### Goal of the exercise
Identify all lines in the listing that include the word "name", and copy them out.
☆ ☆ ☆ ☆
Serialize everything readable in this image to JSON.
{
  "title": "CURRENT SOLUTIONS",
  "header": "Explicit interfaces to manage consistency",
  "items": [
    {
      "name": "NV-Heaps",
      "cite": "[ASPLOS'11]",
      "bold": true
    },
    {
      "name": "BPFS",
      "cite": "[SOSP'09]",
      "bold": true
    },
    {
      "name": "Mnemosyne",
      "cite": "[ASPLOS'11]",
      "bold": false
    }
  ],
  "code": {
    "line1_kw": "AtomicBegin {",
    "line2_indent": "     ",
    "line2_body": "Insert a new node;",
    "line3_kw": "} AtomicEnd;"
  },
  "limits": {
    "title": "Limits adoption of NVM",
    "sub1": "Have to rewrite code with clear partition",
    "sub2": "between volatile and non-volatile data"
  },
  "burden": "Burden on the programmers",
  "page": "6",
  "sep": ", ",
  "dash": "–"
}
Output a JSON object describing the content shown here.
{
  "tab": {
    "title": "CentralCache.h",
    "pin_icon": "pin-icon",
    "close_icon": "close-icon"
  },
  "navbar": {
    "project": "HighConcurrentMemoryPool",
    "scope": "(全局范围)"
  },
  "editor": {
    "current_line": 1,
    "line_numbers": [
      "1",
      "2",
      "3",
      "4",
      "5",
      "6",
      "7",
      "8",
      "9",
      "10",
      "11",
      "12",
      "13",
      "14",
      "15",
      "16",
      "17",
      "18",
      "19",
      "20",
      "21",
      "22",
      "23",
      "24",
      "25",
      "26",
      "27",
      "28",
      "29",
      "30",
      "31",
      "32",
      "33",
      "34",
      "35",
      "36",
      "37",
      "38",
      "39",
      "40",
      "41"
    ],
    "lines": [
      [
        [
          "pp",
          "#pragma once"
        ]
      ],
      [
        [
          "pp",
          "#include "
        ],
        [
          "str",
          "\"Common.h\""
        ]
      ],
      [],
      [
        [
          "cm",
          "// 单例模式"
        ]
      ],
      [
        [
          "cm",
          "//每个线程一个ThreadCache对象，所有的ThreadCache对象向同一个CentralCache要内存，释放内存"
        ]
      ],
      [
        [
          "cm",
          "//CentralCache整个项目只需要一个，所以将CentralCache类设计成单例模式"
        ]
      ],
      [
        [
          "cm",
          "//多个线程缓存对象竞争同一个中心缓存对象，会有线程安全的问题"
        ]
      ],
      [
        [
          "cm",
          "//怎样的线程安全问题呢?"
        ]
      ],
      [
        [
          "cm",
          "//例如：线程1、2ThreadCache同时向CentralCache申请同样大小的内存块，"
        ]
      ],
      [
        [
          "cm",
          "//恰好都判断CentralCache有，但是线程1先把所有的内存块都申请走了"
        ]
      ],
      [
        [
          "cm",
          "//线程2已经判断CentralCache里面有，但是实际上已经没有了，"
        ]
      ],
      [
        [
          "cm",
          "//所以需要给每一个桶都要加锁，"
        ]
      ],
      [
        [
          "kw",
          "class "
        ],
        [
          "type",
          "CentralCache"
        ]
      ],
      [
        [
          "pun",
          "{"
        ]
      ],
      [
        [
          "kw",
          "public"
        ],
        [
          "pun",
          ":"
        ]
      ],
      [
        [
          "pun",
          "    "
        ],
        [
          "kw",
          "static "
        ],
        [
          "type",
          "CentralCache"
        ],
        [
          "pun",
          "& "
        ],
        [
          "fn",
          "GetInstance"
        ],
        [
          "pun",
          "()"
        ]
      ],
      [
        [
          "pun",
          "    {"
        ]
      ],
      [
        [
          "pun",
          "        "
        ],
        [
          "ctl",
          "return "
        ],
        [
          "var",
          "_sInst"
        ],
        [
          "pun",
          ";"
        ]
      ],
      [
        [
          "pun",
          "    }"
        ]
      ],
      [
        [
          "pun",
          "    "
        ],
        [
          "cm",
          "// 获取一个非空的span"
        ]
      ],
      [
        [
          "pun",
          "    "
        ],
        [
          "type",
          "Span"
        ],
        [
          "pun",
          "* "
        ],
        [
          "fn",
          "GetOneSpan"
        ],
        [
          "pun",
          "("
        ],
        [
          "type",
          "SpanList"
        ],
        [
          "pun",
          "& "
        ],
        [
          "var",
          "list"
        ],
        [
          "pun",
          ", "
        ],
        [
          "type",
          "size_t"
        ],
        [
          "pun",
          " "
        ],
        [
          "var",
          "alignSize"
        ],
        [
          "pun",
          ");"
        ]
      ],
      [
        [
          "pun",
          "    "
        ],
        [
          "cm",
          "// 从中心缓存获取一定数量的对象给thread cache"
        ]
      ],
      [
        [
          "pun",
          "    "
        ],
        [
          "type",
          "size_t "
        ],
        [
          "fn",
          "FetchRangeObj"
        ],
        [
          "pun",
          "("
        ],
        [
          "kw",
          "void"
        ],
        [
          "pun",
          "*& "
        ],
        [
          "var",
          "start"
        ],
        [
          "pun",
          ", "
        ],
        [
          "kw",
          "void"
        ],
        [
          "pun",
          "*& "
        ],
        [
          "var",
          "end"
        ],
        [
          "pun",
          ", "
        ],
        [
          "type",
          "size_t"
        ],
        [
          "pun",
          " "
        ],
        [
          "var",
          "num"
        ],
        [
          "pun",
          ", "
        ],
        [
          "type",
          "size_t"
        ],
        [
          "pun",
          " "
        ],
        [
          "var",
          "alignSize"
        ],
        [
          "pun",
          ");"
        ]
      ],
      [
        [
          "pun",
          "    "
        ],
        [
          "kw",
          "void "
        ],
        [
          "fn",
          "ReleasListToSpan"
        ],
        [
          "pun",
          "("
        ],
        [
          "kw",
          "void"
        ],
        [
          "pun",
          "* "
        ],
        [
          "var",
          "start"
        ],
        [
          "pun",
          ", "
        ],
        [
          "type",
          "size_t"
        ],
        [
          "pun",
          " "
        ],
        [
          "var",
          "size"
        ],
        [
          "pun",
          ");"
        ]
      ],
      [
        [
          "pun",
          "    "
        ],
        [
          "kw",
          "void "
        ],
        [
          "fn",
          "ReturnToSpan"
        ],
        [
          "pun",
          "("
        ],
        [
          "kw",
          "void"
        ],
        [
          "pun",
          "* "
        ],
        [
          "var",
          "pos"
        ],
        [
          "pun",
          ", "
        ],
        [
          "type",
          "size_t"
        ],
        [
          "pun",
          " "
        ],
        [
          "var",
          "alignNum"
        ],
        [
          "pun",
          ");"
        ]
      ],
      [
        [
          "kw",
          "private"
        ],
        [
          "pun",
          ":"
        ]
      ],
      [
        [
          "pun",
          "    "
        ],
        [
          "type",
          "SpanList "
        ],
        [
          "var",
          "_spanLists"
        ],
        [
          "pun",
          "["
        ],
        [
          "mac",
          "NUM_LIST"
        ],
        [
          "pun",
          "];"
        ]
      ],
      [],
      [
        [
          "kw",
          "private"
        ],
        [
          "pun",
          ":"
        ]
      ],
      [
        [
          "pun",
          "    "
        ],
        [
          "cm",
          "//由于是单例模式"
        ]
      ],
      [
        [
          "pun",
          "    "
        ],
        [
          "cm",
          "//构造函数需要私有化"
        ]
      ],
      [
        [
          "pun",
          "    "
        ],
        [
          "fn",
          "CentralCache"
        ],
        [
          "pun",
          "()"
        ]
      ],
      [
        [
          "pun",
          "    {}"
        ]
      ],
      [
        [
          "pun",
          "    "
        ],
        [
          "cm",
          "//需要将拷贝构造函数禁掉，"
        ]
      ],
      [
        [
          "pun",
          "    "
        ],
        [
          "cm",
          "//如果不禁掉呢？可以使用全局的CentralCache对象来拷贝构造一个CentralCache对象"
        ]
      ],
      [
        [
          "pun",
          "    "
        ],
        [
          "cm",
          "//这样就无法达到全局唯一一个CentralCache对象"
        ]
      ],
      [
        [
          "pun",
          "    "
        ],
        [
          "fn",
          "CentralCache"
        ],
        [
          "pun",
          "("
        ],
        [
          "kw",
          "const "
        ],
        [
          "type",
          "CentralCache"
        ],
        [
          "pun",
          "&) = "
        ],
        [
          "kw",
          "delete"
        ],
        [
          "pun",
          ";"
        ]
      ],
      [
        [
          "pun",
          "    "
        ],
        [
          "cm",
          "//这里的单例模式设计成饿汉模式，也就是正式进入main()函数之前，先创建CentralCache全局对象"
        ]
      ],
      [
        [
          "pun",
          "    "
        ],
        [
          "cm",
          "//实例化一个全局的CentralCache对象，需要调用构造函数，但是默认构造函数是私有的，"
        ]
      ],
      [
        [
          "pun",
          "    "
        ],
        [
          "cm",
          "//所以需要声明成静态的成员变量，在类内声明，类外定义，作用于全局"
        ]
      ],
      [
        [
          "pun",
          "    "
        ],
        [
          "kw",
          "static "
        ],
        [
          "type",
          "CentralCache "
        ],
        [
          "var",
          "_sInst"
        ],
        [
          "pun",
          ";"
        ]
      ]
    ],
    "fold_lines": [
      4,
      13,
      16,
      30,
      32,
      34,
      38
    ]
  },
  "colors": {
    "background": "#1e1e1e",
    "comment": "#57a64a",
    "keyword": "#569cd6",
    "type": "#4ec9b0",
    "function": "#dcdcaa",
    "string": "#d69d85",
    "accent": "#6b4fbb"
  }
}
☆ ☆ ☆ ☆
### Response to this exercise
      "name": "NV-Heaps",
      "name": "BPFS",
      "name": "Mnemosyne",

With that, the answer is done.